Retype everything in the listing, leaving each line exactly as it is.

--

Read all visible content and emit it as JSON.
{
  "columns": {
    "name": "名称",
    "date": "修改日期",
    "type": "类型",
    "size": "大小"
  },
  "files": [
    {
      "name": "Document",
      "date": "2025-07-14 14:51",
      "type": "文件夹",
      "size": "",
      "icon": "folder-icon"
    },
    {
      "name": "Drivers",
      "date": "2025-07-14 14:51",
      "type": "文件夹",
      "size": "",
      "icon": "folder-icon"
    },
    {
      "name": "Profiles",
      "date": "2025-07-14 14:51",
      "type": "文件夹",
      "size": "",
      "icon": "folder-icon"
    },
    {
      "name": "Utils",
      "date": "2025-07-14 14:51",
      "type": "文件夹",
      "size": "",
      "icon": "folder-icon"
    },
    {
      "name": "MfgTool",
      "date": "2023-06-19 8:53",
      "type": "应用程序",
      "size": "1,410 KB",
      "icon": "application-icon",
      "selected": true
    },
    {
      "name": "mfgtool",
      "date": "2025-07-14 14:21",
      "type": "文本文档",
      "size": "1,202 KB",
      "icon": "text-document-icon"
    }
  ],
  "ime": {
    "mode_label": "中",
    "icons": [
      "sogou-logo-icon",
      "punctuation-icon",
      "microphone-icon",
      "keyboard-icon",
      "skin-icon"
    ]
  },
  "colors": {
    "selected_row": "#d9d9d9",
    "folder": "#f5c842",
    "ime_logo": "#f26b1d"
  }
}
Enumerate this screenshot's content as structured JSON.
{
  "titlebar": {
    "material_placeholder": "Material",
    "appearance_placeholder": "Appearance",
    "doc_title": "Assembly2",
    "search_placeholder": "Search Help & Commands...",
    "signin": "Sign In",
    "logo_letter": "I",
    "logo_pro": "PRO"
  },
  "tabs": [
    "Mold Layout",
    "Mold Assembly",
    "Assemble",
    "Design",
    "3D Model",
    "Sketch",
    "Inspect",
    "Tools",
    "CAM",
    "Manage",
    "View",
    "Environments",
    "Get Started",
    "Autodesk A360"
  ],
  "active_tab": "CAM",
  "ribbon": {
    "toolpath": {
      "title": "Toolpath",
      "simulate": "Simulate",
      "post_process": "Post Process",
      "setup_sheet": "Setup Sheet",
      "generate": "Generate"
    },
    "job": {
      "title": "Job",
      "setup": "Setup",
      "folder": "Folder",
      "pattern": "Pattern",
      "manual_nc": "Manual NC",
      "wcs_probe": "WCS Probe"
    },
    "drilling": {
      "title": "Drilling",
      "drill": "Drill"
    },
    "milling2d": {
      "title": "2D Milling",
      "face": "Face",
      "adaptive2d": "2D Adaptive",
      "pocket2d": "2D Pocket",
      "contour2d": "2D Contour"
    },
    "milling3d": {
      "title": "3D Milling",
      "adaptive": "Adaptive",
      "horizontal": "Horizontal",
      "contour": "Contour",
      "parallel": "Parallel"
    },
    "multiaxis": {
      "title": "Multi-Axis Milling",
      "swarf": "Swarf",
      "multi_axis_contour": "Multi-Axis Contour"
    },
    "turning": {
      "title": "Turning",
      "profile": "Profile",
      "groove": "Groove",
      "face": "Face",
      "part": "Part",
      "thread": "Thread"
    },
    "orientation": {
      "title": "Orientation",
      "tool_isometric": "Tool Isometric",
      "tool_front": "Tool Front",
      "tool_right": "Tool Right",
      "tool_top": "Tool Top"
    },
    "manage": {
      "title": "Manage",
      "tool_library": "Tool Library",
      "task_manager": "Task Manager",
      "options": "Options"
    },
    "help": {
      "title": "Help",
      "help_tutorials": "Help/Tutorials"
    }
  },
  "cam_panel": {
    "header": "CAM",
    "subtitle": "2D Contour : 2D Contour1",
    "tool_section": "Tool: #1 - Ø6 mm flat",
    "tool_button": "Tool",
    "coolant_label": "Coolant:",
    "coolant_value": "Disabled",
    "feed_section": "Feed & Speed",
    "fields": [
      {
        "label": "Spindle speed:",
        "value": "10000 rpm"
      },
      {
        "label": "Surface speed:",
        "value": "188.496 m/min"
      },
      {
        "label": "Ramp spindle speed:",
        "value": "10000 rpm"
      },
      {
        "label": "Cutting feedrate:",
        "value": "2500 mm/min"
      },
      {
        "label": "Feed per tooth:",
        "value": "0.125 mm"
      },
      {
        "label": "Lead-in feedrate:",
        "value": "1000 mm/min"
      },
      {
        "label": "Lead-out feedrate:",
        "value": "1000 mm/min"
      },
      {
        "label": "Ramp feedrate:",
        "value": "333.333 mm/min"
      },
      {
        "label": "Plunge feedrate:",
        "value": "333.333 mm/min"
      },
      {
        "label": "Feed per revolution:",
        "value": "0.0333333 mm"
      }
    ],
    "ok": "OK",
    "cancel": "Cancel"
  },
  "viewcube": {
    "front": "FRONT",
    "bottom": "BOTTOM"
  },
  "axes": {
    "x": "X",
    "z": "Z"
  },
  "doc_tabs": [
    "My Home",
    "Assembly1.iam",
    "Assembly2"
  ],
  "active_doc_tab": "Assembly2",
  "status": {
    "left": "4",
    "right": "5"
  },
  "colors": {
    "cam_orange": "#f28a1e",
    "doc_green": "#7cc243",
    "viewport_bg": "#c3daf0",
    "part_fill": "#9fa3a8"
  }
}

--

### Exercise result
Read all visible content and emit it as JSON.
{
  "columns": {
    "name": "名称",
    "date": "修改日期",
    "type": "类型",
    "size": "大小"
  },
  "files": [
    {
      "name": "Document",
      "date": "2025-07-14 14:51",
      "type": "文件夹",
      "size": "",
      "icon": "folder-icon"
    },
    {
      "name": "Drivers",
      "date": "2025-07-14 14:51",
      "type": "文件夹",
      "size": "",
      "icon": "folder-icon"
    },
    {
      "name": "Profiles",
      "date": "2025-07-14 14:51",
      "type": "文件夹",
      "size": "",
      "icon": "folder-icon"
    },
    {
      "name": "Utils",
      "date": "2025-07-14 14:51",
      "type": "文件夹",
      "size": "",
      "icon": "folder-icon"
    },
    {
      "name": "MfgTool",
      "date": "2023-06-19 8:53",
      "type": "应用程序",
      "size": "1,410 KB",
      "icon": "application-icon",
      "selected": true
    },
    {
      "name": "mfgtool",
      "date": "2025-07-14 14:21",
      "type": "文本文档",
      "size": "1,202 KB",
      "icon": "text-document-icon"
    }
  ],
  "ime": {
    "mode_label": "中",
    "icons": [
      "sogou-logo-icon",
      "punctuation-icon",
      "microphone-icon",
      "keyboard-icon",
      "skin-icon"
    ]
  },
  "colors": {
    "selected_row": "#d9d9d9",
    "folder": "#f5c842",
    "ime_logo": "#f26b1d"
  }
}
Enumerate this screenshot's content as structured JSON.
{
  "titlebar": {
    "material_placeholder": "Material",
    "appearance_placeholder": "Appearance",
    "doc_title": "Assembly2",
    "search_placeholder": "Search Help & Commands...",
    "signin": "Sign In",
    "logo_letter": "I",
    "logo_pro": "PRO"
  },
  "tabs": [
    "Mold Layout",
    "Mold Assembly",
    "Assemble",
    "Design",
    "3D Model",
    "Sketch",
    "Inspect",
    "Tools",
    "CAM",
    "Manage",
    "View",
    "Environments",
    "Get Started",
    "Autodesk A360"
  ],
  "active_tab": "CAM",
  "ribbon": {
    "toolpath": {
      "title": "Toolpath",
      "simulate": "Simulate",
      "post_process": "Post Process",
      "setup_sheet": "Setup Sheet",
      "generate": "Generate"
    },
    "job": {
      "title": "Job",
      "setup": "Setup",
      "folder": "Folder",
      "pattern": "Pattern",
      "manual_nc": "Manual NC",
      "wcs_probe": "WCS Probe"
    },
    "drilling": {
      "title": "Drilling",
      "drill": "Drill"
    },
    "milling2d": {
      "title": "2D Milling",
      "face": "Face",
      "adaptive2d": "2D Adaptive",
      "pocket2d": "2D Pocket",
      "contour2d": "2D Contour"
    },
    "milling3d": {
      "title": "3D Milling",
      "adaptive": "Adaptive",
      "horizontal": "Horizontal",
      "contour": "Contour",
      "parallel": "Parallel"
    },
    "multiaxis": {
      "title": "Multi-Axis Milling",
      "swarf": "Swarf",
      "multi_axis_contour": "Multi-Axis Contour"
    },
    "turning": {
      "title": "Turning",
      "profile": "Profile",
      "groove": "Groove",
      "face": "Face",
      "part": "Part",
      "thread": "Thread"
    },
    "orientation": {
      "title": "Orientation",
      "tool_isometric": "Tool Isometric",
      "tool_front": "Tool Front",
      "tool_right": "Tool Right",
      "tool_top": "Tool Top"
    },
    "manage": {
      "title": "Manage",
      "tool_library": "Tool Library",
      "task_manager": "Task Manager",
      "options": "Options"
    },
    "help": {
      "title": "Help",
      "help_tutorials": "Help/Tutorials"
    }
  },
  "cam_panel": {
    "header": "CAM",
    "subtitle": "2D Contour : 2D Contour1",
    "tool_section": "Tool: #1 - Ø6 mm flat",
    "tool_button": "Tool",
    "coolant_label": "Coolant:",
    "coolant_value": "Disabled",
    "feed_section": "Feed & Speed",
    "fields": [
      {
        "label": "Spindle speed:",
        "value": "10000 rpm"
      },
      {
        "label": "Surface speed:",
        "value": "188.496 m/min"
      },
      {
        "label": "Ramp spindle speed:",
        "value": "10000 rpm"
      },
      {
        "label": "Cutting feedrate:",
        "value": "2500 mm/min"
      },
      {
        "label": "Feed per tooth:",
        "value": "0.125 mm"
      },
      {
        "label": "Lead-in feedrate:",
        "value": "1000 mm/min"
      },
      {
        "label": "Lead-out feedrate:",
        "value": "1000 mm/min"
      },
      {
        "label": "Ramp feedrate:",
        "value": "333.333 mm/min"
      },
      {
        "label": "Plunge feedrate:",
        "value": "333.333 mm/min"
      },
      {
        "label": "Feed per revolution:",
        "value": "0.0333333 mm"
      }
    ],
    "ok": "OK",
    "cancel": "Cancel"
  },
  "viewcube": {
    "front": "FRONT",
    "bottom": "BOTTOM"
  },
  "axes": {
    "x": "X",
    "z": "Z"
  },
  "doc_tabs": [
    "My Home",
    "Assembly1.iam",
    "Assembly2"
  ],
  "active_doc_tab": "Assembly2",
  "status": {
    "left": "4",
    "right": "5"
  },
  "colors": {
    "cam_orange": "#f28a1e",
    "doc_green": "#7cc243",
    "viewport_bg": "#c3daf0",
    "part_fill": "#9fa3a8"
  }
}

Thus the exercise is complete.